** Material provided **
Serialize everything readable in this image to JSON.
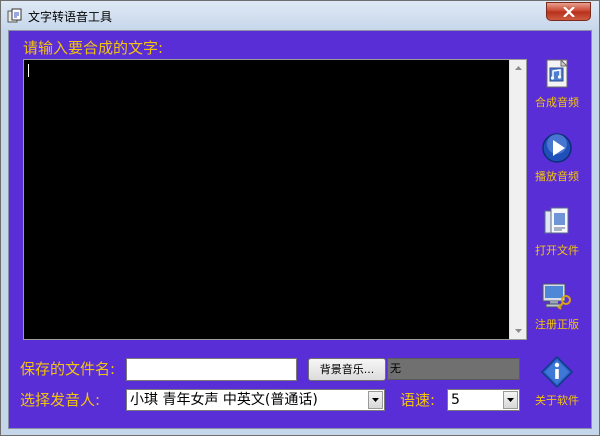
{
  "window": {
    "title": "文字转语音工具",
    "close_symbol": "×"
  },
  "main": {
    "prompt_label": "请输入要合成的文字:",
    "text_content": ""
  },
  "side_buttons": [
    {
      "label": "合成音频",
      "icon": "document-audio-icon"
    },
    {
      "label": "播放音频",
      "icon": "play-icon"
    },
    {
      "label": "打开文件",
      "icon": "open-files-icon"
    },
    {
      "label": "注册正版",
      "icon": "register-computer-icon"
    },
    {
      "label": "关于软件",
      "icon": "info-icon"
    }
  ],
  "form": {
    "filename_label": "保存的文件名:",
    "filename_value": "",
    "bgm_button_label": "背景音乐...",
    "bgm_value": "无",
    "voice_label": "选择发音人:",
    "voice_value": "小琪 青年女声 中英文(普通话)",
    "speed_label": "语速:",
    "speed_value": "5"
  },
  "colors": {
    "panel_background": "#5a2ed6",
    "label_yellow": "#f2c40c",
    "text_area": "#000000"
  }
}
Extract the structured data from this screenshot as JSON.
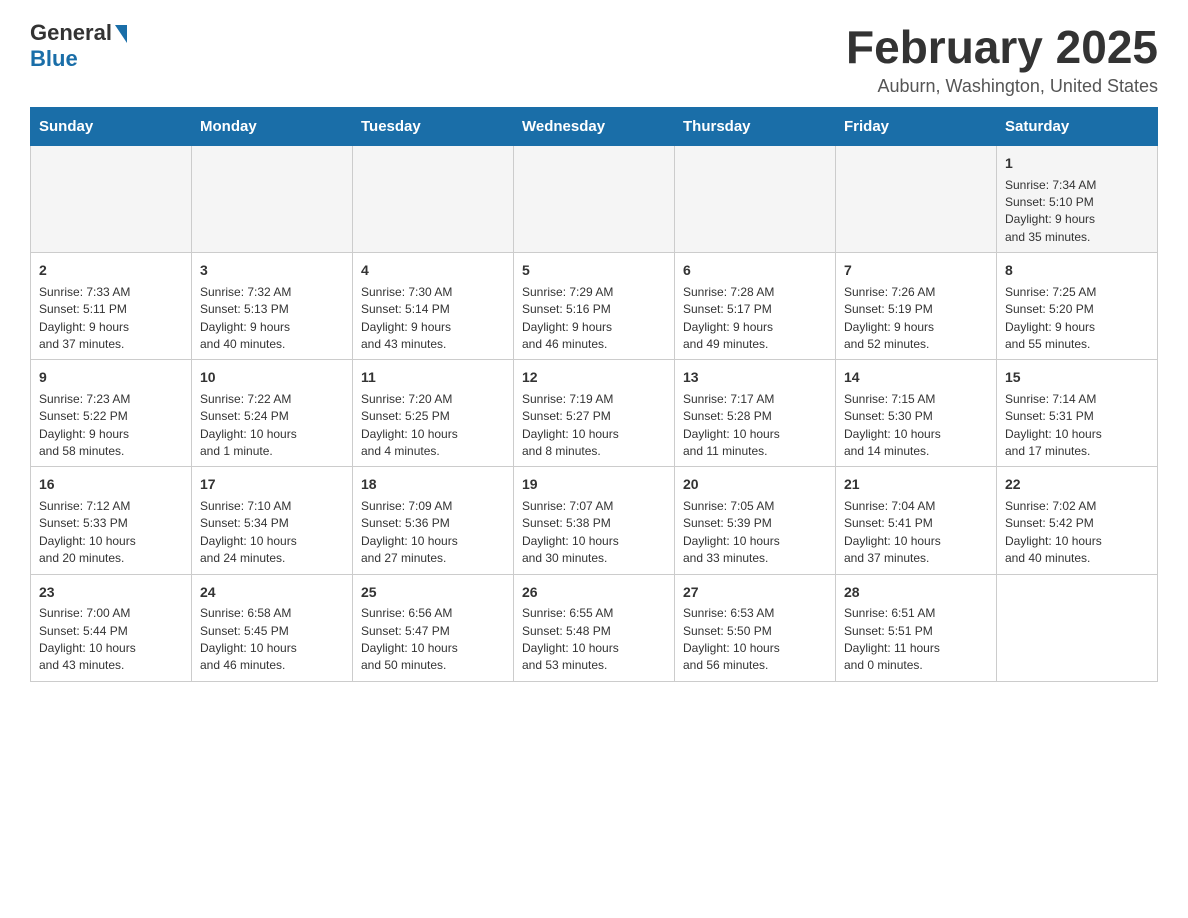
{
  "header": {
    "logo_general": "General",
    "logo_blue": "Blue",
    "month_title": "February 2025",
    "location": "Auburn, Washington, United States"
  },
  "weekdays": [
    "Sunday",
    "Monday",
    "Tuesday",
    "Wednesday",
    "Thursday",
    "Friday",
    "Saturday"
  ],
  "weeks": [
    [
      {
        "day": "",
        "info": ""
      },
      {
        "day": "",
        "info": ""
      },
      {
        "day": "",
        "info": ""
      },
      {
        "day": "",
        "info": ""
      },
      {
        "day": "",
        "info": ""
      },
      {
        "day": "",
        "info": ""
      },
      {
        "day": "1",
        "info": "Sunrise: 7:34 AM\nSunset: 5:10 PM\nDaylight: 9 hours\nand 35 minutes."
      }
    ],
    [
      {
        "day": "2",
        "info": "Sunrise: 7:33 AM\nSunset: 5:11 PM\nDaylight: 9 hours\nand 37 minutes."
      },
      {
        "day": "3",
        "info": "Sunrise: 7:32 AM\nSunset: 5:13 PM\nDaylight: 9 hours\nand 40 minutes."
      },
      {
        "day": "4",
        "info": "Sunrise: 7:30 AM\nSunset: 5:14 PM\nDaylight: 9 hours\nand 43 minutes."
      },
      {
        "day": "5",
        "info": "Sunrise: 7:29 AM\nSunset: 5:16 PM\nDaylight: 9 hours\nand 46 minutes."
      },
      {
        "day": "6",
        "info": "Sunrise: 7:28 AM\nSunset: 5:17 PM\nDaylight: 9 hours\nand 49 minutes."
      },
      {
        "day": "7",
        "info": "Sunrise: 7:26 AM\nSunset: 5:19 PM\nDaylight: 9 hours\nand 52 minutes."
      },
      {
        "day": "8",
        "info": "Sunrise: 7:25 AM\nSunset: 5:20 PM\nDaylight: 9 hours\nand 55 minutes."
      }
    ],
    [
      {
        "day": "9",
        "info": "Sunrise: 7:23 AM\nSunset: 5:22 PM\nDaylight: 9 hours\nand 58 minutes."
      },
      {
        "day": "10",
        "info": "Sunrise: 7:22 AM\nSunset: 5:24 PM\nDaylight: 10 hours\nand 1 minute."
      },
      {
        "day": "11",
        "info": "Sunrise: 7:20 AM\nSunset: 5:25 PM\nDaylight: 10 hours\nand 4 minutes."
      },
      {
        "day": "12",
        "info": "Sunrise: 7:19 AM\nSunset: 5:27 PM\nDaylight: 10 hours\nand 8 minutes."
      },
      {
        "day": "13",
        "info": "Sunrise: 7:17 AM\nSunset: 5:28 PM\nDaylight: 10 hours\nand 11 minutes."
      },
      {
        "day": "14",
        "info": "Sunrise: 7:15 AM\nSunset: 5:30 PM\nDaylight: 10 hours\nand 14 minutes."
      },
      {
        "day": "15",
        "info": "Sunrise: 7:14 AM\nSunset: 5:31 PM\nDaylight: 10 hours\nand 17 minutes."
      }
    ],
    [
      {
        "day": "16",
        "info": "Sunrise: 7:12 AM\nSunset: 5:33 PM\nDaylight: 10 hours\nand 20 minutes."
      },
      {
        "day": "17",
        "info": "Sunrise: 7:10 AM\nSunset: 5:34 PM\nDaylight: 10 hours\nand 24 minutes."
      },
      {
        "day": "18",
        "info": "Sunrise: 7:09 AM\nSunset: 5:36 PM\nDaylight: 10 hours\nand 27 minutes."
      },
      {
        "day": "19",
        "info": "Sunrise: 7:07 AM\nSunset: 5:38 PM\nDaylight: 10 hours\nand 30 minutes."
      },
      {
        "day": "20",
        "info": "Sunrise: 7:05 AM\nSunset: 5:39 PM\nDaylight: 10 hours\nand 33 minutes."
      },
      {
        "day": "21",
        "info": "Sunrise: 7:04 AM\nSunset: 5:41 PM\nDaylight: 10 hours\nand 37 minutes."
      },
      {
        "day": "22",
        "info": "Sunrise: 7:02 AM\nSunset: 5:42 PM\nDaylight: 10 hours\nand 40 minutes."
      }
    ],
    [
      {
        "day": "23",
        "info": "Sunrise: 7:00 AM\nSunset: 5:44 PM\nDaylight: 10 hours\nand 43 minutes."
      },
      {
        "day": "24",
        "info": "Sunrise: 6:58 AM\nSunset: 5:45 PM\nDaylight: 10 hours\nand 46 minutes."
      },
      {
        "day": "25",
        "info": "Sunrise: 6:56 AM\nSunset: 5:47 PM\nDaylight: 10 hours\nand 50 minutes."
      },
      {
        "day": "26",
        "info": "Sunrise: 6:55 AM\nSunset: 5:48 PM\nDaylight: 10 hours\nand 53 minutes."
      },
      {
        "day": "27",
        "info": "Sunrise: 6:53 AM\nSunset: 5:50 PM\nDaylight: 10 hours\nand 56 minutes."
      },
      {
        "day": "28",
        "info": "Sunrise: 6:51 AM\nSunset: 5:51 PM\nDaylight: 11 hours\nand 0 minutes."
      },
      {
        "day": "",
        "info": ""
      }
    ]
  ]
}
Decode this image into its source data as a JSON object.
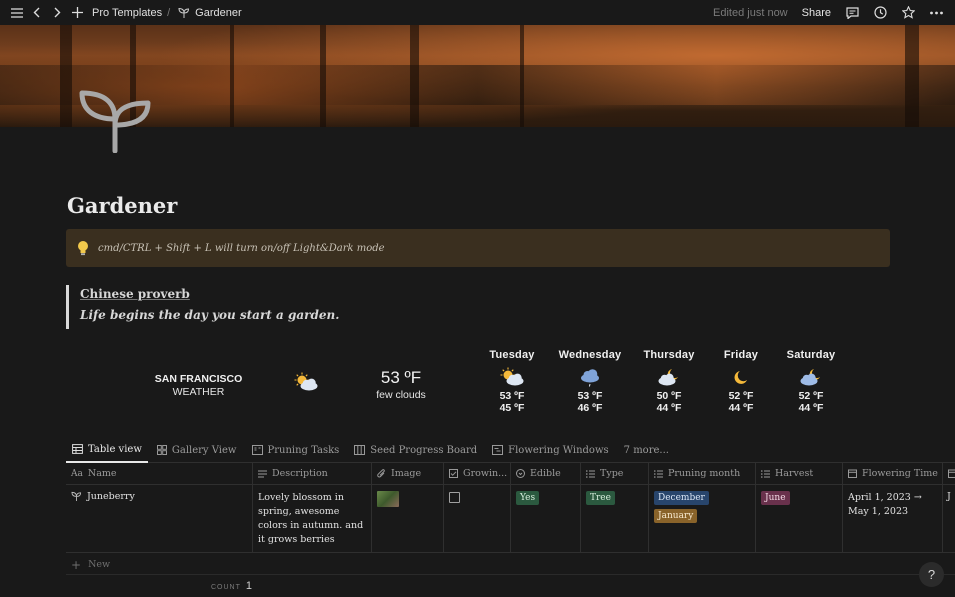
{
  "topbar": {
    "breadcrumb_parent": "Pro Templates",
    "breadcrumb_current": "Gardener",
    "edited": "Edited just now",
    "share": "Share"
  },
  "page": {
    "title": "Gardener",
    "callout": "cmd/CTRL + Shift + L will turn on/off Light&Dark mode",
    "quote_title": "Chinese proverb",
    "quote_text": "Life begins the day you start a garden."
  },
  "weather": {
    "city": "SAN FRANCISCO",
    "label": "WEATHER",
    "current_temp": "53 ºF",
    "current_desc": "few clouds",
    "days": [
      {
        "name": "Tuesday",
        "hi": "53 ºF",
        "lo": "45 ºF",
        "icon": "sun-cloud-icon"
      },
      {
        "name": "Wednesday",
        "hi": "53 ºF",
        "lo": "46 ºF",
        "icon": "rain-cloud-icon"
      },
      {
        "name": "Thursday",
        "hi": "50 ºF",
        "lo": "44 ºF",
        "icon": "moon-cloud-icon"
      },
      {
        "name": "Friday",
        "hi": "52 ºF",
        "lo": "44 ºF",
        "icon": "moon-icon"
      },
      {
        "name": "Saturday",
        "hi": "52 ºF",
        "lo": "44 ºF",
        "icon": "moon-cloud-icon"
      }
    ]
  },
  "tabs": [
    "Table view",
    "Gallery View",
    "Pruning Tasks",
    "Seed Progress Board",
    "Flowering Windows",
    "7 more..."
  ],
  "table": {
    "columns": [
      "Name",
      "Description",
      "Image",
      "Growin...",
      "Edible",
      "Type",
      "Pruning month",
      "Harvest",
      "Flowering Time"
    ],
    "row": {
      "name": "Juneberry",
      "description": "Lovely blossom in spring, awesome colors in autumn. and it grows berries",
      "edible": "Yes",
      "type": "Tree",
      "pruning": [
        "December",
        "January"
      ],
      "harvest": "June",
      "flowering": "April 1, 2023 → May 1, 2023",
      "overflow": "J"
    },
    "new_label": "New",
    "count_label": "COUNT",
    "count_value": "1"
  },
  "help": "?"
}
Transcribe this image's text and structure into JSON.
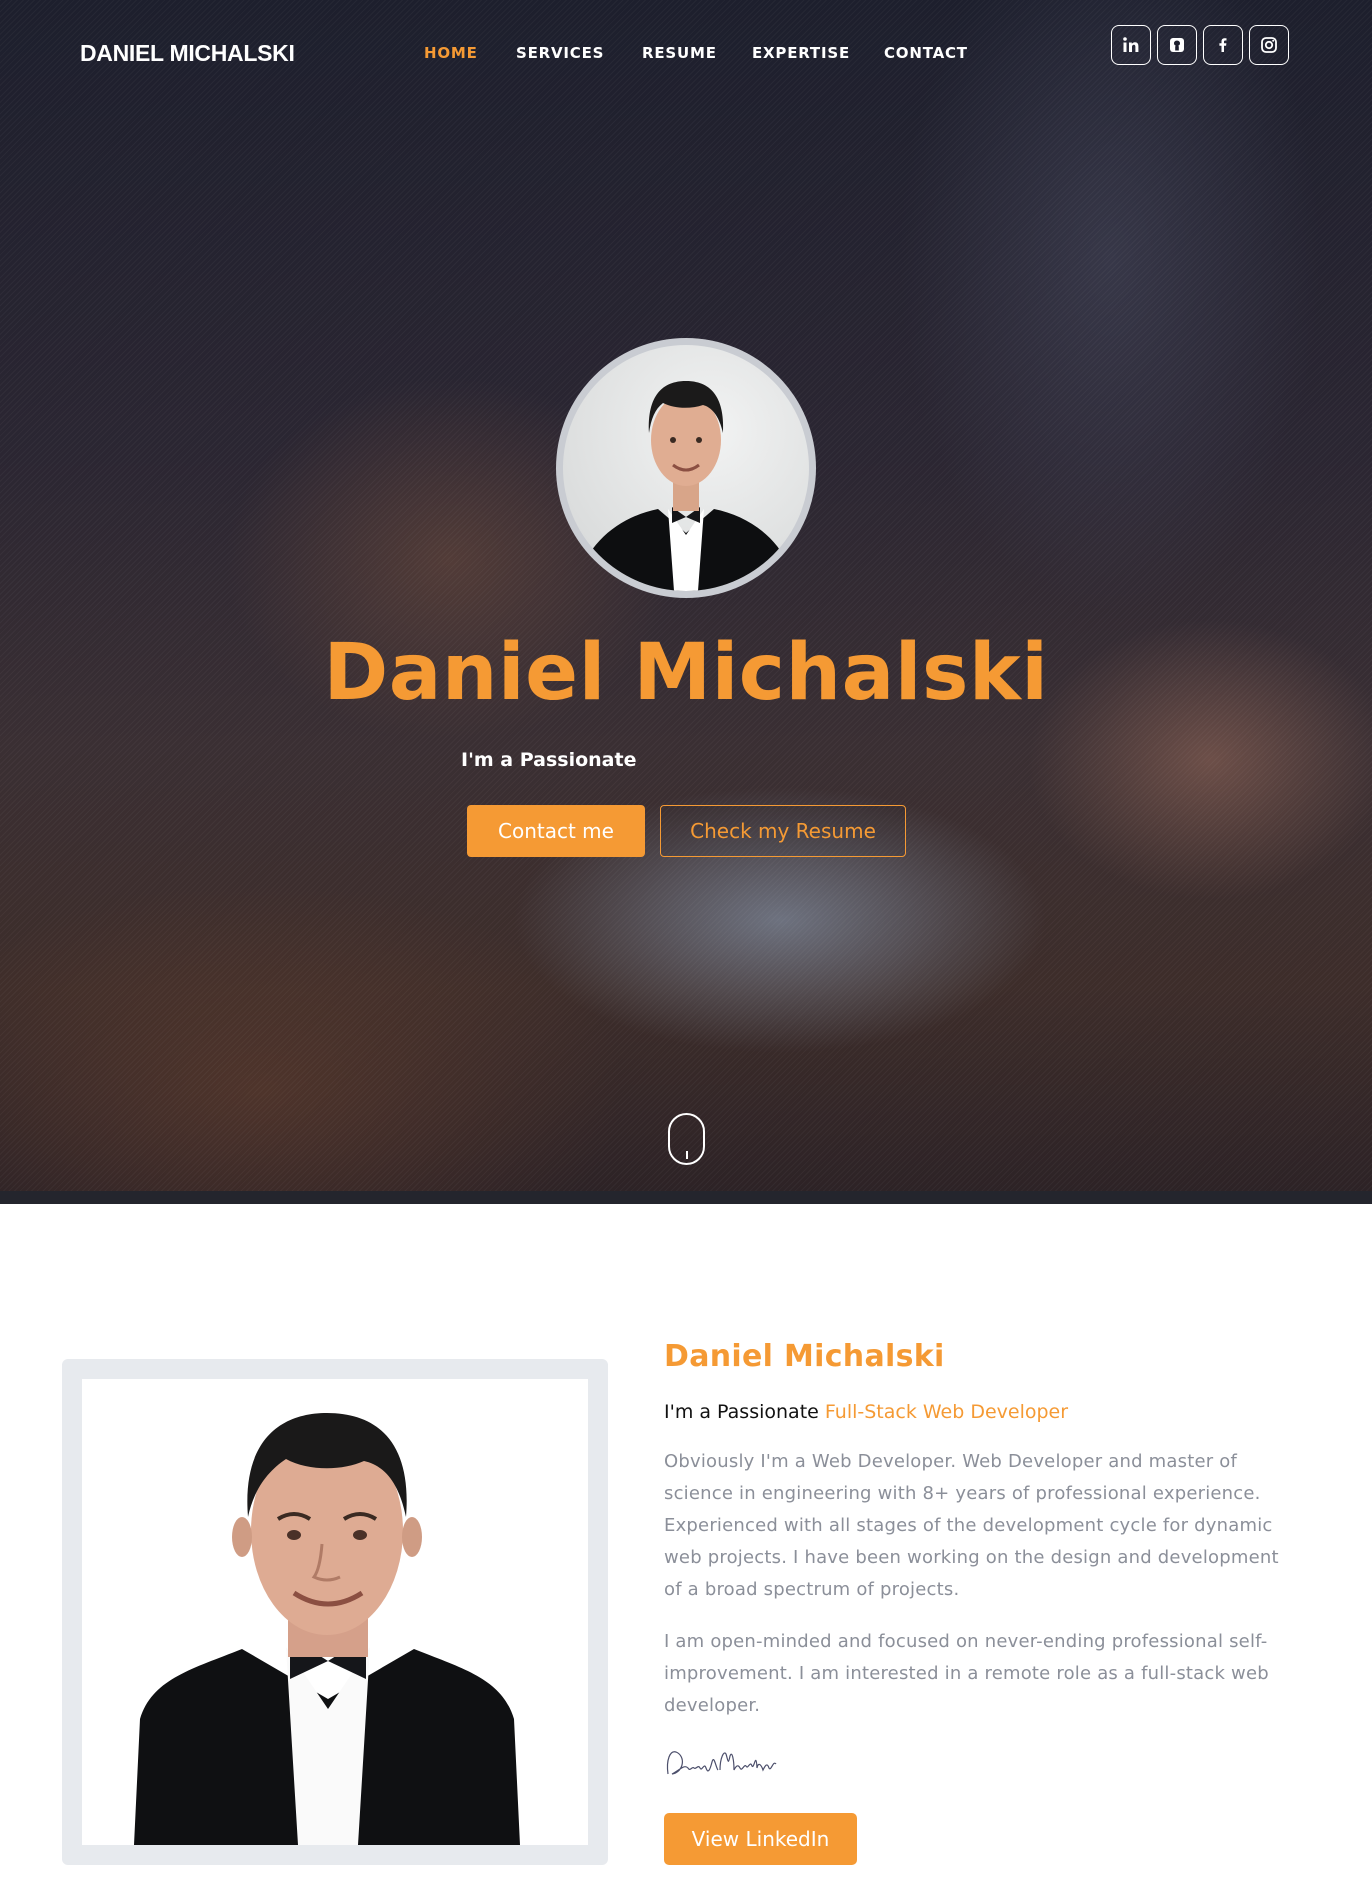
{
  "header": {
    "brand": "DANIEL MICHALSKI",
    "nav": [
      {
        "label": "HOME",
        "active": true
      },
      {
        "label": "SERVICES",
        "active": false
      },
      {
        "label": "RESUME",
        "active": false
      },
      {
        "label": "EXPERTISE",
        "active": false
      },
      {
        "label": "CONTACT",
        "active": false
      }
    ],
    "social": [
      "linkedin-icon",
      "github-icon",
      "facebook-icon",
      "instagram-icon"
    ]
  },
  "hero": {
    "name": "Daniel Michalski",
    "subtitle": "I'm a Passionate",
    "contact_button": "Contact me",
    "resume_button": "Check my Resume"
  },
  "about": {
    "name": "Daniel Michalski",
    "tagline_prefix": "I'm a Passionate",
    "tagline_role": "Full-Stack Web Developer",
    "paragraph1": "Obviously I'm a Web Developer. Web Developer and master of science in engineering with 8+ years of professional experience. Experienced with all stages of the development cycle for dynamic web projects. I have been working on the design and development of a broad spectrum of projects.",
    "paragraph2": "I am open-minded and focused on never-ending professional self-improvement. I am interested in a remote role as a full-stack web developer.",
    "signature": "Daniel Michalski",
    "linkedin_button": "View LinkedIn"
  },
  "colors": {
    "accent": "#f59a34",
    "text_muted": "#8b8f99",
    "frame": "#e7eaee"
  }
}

** Directions for this task **
Copy every line that contains the string "into".

** Exercise response **
Decode this image into its source data as a JSON object.
Transcribe this image's text and structure into JSON.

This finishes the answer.